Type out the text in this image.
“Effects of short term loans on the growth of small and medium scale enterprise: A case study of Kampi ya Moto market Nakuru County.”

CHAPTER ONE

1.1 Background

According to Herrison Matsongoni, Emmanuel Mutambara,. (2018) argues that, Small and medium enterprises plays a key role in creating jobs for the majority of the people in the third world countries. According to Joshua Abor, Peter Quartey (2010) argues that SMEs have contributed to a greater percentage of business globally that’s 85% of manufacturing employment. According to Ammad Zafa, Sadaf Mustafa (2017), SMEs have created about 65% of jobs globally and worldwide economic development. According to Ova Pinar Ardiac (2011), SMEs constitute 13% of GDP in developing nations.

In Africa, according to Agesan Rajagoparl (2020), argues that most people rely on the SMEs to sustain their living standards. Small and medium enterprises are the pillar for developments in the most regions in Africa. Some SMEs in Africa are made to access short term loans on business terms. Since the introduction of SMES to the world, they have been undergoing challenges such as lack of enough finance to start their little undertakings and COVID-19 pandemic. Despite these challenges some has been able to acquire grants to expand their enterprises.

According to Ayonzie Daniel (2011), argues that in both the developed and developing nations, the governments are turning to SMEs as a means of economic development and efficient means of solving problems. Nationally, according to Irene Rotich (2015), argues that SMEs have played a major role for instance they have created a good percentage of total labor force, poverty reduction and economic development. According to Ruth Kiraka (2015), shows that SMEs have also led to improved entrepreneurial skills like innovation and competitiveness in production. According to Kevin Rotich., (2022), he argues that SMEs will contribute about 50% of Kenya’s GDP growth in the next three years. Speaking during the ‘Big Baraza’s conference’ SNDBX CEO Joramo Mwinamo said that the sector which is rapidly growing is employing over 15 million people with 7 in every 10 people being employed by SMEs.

# TASK DIRECTIONS:
Every entry must be retyped in full, exactly as given.

# OUTPUT OF THE EXERCISE:
Type out the text in this image.
“Effects of short term loans on the growth of small and medium scale enterprise: A case study of Kampi ya Moto market Nakuru County.”

CHAPTER ONE

1.1 Background

According to Herrison Matsongoni, Emmanuel Mutambara,. (2018) argues that, Small and medium enterprises plays a key role in creating jobs for the majority of the people in the third world countries. According to Joshua Abor, Peter Quartey (2010) argues that SMEs have contributed to a greater percentage of business globally that’s 85% of manufacturing employment. According to Ammad Zafa, Sadaf Mustafa (2017), SMEs have created about 65% of jobs globally and worldwide economic development. According to Ova Pinar Ardiac (2011), SMEs constitute 13% of GDP in developing nations.

In Africa, according to Agesan Rajagoparl (2020), argues that most people rely on the SMEs to sustain their living standards. Small and medium enterprises are the pillar for developments in the most regions in Africa. Some SMEs in Africa are made to access short term loans on business terms. Since the introduction of SMES to the world, they have been undergoing challenges such as lack of enough finance to start their little undertakings and COVID-19 pandemic. Despite these challenges some has been able to acquire grants to expand their enterprises.

According to Ayonzie Daniel (2011), argues that in both the developed and developing nations, the governments are turning to SMEs as a means of economic development and efficient means of solving problems. Nationally, according to Irene Rotich (2015), argues that SMEs have played a major role for instance they have created a good percentage of total labor force, poverty reduction and economic development. According to Ruth Kiraka (2015), shows that SMEs have also led to improved entrepreneurial skills like innovation and competitiveness in production. According to Kevin Rotich., (2022), he argues that SMEs will contribute about 50% of Kenya’s GDP growth in the next three years. Speaking during the ‘Big Baraza’s conference’ SNDBX CEO Joramo Mwinamo said that the sector which is rapidly growing is employing over 15 million people with 7 in every 10 people being employed by SMEs.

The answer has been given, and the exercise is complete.